What is asked >> Copy all the material that follows, keeping every character the same.

Data for this task >>
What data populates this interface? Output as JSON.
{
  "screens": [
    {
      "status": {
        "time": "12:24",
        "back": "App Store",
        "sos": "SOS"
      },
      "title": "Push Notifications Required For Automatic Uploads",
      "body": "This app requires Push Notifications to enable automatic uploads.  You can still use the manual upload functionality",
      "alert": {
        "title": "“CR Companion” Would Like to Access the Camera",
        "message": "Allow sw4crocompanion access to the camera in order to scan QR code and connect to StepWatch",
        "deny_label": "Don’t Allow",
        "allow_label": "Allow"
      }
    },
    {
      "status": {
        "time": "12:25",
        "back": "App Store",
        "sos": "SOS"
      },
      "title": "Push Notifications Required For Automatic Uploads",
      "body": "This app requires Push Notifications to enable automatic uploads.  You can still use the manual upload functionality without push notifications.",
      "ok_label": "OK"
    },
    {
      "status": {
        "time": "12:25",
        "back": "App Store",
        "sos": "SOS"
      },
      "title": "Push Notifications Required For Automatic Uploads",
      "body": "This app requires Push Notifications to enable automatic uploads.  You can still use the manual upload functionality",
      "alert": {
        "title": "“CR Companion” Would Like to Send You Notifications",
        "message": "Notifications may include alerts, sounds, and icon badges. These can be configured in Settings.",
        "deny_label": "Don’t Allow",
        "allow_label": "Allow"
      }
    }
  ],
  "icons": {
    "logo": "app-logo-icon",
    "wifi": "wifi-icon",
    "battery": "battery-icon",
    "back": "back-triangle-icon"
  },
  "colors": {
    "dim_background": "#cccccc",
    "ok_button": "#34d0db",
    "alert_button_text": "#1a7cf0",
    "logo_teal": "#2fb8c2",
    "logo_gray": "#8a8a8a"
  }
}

Problem solution >>
What data populates this interface? Output as JSON.
{
  "screens": [
    {
      "status": {
        "time": "12:24",
        "back": "App Store",
        "sos": "SOS"
      },
      "title": "Push Notifications Required For Automatic Uploads",
      "body": "This app requires Push Notifications to enable automatic uploads.  You can still use the manual upload functionality",
      "alert": {
        "title": "“CR Companion” Would Like to Access the Camera",
        "message": "Allow sw4crocompanion access to the camera in order to scan QR code and connect to StepWatch",
        "deny_label": "Don’t Allow",
        "allow_label": "Allow"
      }
    },
    {
      "status": {
        "time": "12:25",
        "back": "App Store",
        "sos": "SOS"
      },
      "title": "Push Notifications Required For Automatic Uploads",
      "body": "This app requires Push Notifications to enable automatic uploads.  You can still use the manual upload functionality without push notifications.",
      "ok_label": "OK"
    },
    {
      "status": {
        "time": "12:25",
        "back": "App Store",
        "sos": "SOS"
      },
      "title": "Push Notifications Required For Automatic Uploads",
      "body": "This app requires Push Notifications to enable automatic uploads.  You can still use the manual upload functionality",
      "alert": {
        "title": "“CR Companion” Would Like to Send You Notifications",
        "message": "Notifications may include alerts, sounds, and icon badges. These can be configured in Settings.",
        "deny_label": "Don’t Allow",
        "allow_label": "Allow"
      }
    }
  ],
  "icons": {
    "logo": "app-logo-icon",
    "wifi": "wifi-icon",
    "battery": "battery-icon",
    "back": "back-triangle-icon"
  },
  "colors": {
    "dim_background": "#cccccc",
    "ok_button": "#34d0db",
    "alert_button_text": "#1a7cf0",
    "logo_teal": "#2fb8c2",
    "logo_gray": "#8a8a8a"
  }
}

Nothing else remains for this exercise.